*Directive*. Read through the entries below and return each line with the word "फरवर".

*Dataset*.
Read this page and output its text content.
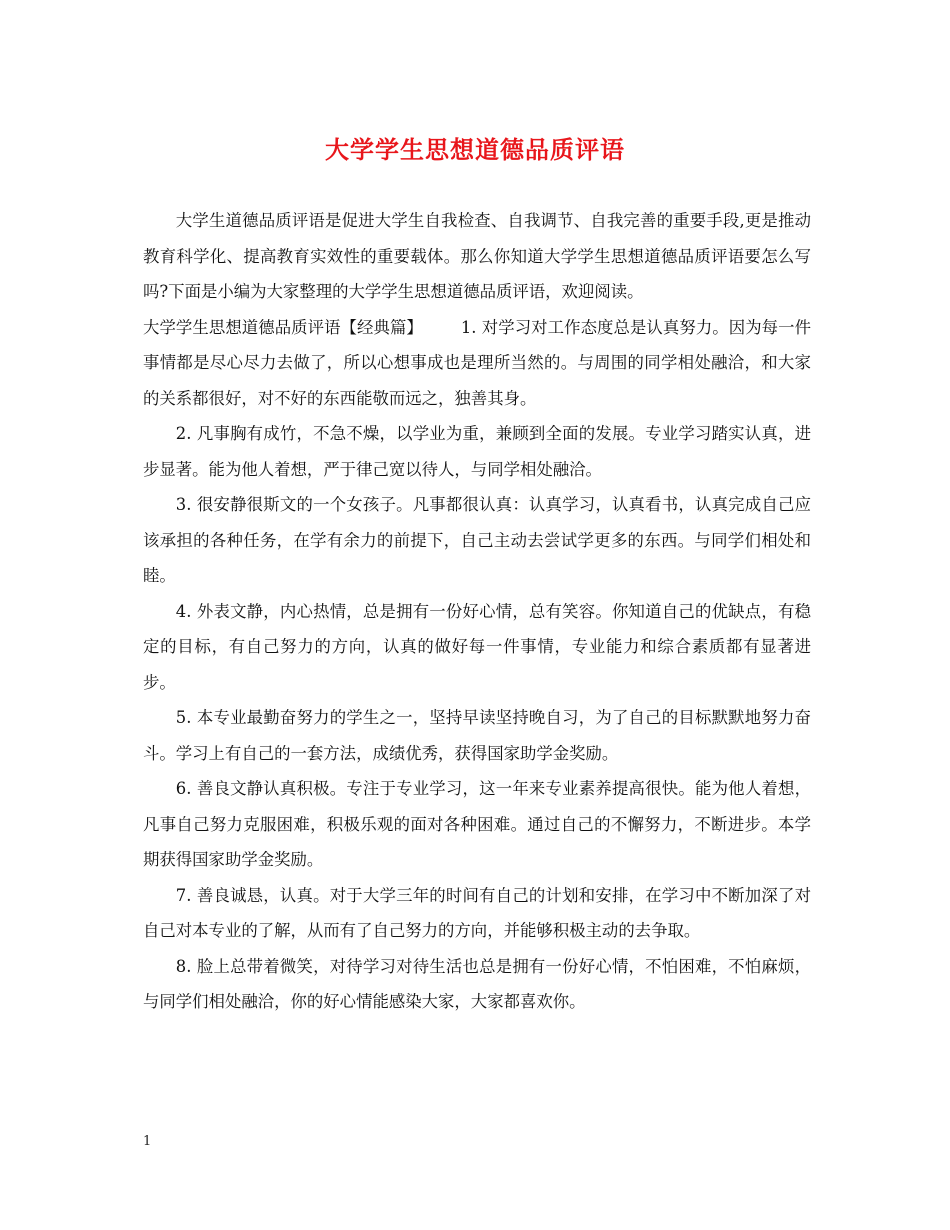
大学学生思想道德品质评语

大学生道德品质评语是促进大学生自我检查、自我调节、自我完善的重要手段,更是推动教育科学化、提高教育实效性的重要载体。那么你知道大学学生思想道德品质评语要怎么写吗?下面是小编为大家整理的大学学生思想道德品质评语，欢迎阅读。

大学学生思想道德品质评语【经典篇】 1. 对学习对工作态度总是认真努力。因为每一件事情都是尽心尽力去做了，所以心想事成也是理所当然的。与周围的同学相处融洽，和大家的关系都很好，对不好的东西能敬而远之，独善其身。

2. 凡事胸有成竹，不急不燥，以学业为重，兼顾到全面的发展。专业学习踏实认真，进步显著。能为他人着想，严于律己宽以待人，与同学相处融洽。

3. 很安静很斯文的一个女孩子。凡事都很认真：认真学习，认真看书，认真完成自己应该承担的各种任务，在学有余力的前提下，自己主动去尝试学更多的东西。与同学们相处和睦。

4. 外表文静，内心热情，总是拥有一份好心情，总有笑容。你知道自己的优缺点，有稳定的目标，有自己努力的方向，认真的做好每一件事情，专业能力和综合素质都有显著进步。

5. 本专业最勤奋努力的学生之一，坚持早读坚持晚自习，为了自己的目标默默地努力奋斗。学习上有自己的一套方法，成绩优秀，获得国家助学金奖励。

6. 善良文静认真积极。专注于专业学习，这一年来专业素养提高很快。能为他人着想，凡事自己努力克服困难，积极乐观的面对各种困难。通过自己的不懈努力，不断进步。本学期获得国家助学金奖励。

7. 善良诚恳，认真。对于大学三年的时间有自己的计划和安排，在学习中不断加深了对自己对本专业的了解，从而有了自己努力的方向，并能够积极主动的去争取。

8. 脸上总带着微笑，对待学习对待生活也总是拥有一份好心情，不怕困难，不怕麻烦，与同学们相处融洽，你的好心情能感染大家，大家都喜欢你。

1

--

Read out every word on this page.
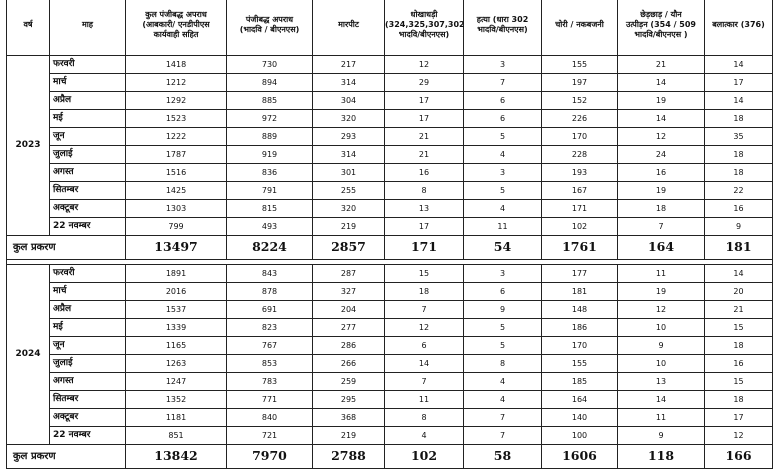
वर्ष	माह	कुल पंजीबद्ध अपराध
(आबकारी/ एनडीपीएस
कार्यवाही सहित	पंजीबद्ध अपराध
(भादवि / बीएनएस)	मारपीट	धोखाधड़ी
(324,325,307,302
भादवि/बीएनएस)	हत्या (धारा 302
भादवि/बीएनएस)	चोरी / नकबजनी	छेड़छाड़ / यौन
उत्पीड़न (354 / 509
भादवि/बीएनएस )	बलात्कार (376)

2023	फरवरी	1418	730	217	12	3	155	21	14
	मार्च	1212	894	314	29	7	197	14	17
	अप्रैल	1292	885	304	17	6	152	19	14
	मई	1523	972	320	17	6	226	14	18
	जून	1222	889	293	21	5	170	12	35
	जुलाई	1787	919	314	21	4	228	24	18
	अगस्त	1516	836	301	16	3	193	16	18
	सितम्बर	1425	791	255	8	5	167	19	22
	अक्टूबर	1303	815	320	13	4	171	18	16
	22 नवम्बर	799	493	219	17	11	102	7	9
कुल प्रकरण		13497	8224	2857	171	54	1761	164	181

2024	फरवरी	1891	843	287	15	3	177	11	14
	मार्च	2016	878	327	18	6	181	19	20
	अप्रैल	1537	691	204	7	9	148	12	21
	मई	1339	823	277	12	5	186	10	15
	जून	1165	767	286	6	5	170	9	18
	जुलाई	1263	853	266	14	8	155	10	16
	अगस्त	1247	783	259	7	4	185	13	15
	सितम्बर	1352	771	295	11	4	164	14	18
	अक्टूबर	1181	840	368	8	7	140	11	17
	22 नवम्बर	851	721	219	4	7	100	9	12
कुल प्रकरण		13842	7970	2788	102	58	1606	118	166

*Output for this task*.
2023	फरवरी	1418	730	217	12	3	155	21	14
2024	फरवरी	1891	843	287	15	3	177	11	14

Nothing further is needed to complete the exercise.